(Recorded data)
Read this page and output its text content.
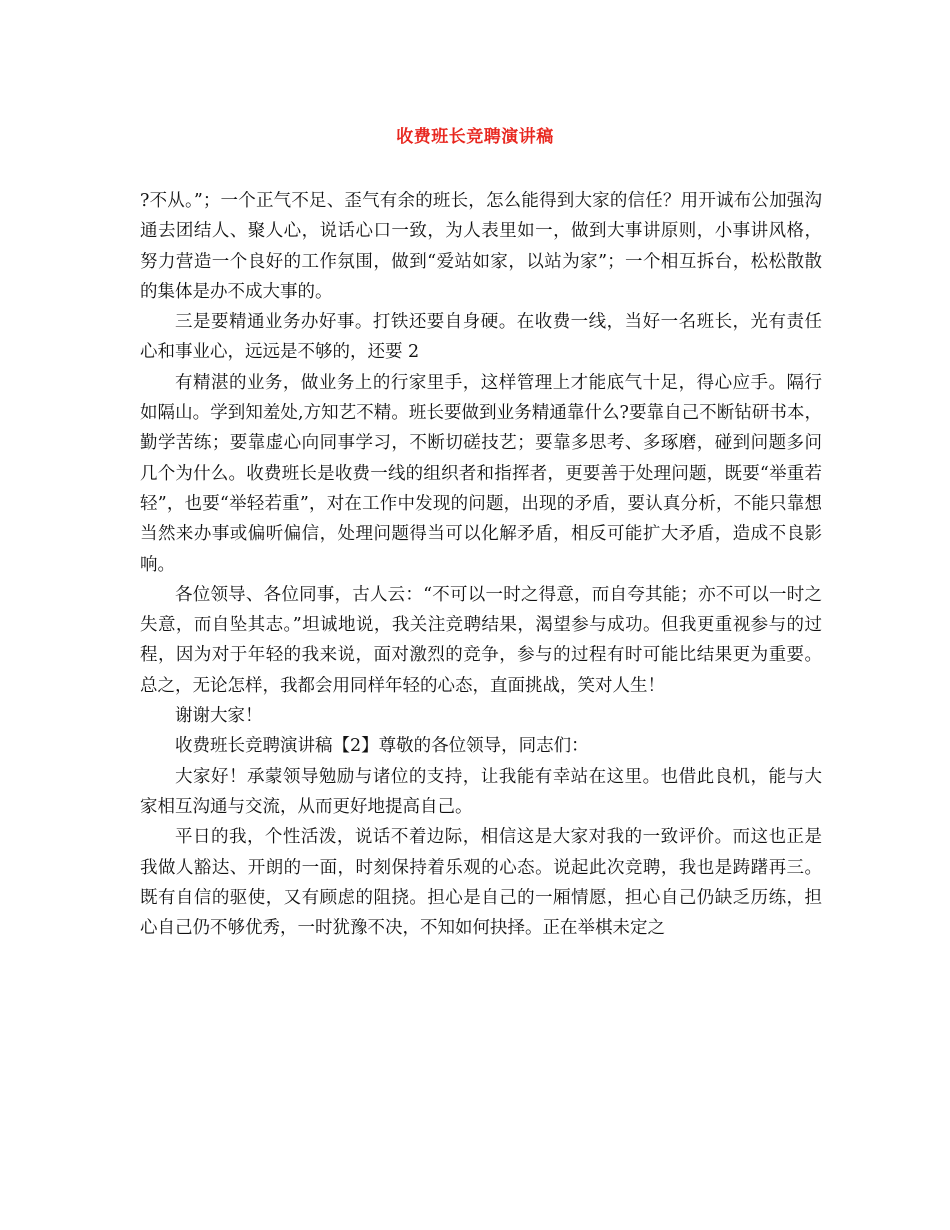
收费班长竞聘演讲稿

?不从。”；一个正气不足、歪气有余的班长，怎么能得到大家的信任？用开诚布公加强沟通去团结人、聚人心，说话心口一致，为人表里如一，做到大事讲原则，小事讲风格，努力营造一个良好的工作氛围，做到“爱站如家，以站为家”；一个相互拆台，松松散散的集体是办不成大事的。

三是要精通业务办好事。打铁还要自身硬。在收费一线，当好一名班长，光有责任心和事业心，远远是不够的，还要 2

有精湛的业务，做业务上的行家里手，这样管理上才能底气十足，得心应手。隔行如隔山。学到知羞处,方知艺不精。班长要做到业务精通靠什么?要靠自己不断钻研书本，勤学苦练；要靠虚心向同事学习，不断切磋技艺；要靠多思考、多琢磨，碰到问题多问几个为什么。收费班长是收费一线的组织者和指挥者，更要善于处理问题，既要“举重若轻”，也要“举轻若重”，对在工作中发现的问题，出现的矛盾，要认真分析，不能只靠想当然来办事或偏听偏信，处理问题得当可以化解矛盾，相反可能扩大矛盾，造成不良影响。

各位领导、各位同事，古人云：“不可以一时之得意，而自夸其能；亦不可以一时之失意，而自坠其志。”坦诚地说，我关注竞聘结果，渴望参与成功。但我更重视参与的过程，因为对于年轻的我来说，面对激烈的竞争，参与的过程有时可能比结果更为重要。总之，无论怎样，我都会用同样年轻的心态，直面挑战，笑对人生！

谢谢大家！

收费班长竞聘演讲稿【2】尊敬的各位领导，同志们：

大家好！承蒙领导勉励与诸位的支持，让我能有幸站在这里。也借此良机，能与大家相互沟通与交流，从而更好地提高自己。

平日的我，个性活泼，说话不着边际，相信这是大家对我的一致评价。而这也正是我做人豁达、开朗的一面，时刻保持着乐观的心态。说起此次竞聘，我也是踌躇再三。既有自信的驱使，又有顾虑的阻挠。担心是自己的一厢情愿，担心自己仍缺乏历练，担心自己仍不够优秀，一时犹豫不决，不知如何抉择。正在举棋未定之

The problem :: In the copy, include all records verbatim but no images.

Correct output ::
Read this page and output its text content.
收费班长竞聘演讲稿

?不从。”；一个正气不足、歪气有余的班长，怎么能得到大家的信任？用开诚布公加强沟通去团结人、聚人心，说话心口一致，为人表里如一，做到大事讲原则，小事讲风格，努力营造一个良好的工作氛围，做到“爱站如家，以站为家”；一个相互拆台，松松散散的集体是办不成大事的。

三是要精通业务办好事。打铁还要自身硬。在收费一线，当好一名班长，光有责任心和事业心，远远是不够的，还要 2

有精湛的业务，做业务上的行家里手，这样管理上才能底气十足，得心应手。隔行如隔山。学到知羞处,方知艺不精。班长要做到业务精通靠什么?要靠自己不断钻研书本，勤学苦练；要靠虚心向同事学习，不断切磋技艺；要靠多思考、多琢磨，碰到问题多问几个为什么。收费班长是收费一线的组织者和指挥者，更要善于处理问题，既要“举重若轻”，也要“举轻若重”，对在工作中发现的问题，出现的矛盾，要认真分析，不能只靠想当然来办事或偏听偏信，处理问题得当可以化解矛盾，相反可能扩大矛盾，造成不良影响。

各位领导、各位同事，古人云：“不可以一时之得意，而自夸其能；亦不可以一时之失意，而自坠其志。”坦诚地说，我关注竞聘结果，渴望参与成功。但我更重视参与的过程，因为对于年轻的我来说，面对激烈的竞争，参与的过程有时可能比结果更为重要。总之，无论怎样，我都会用同样年轻的心态，直面挑战，笑对人生！

谢谢大家！

收费班长竞聘演讲稿【2】尊敬的各位领导，同志们：

大家好！承蒙领导勉励与诸位的支持，让我能有幸站在这里。也借此良机，能与大家相互沟通与交流，从而更好地提高自己。

平日的我，个性活泼，说话不着边际，相信这是大家对我的一致评价。而这也正是我做人豁达、开朗的一面，时刻保持着乐观的心态。说起此次竞聘，我也是踌躇再三。既有自信的驱使，又有顾虑的阻挠。担心是自己的一厢情愿，担心自己仍缺乏历练，担心自己仍不够优秀，一时犹豫不决，不知如何抉择。正在举棋未定之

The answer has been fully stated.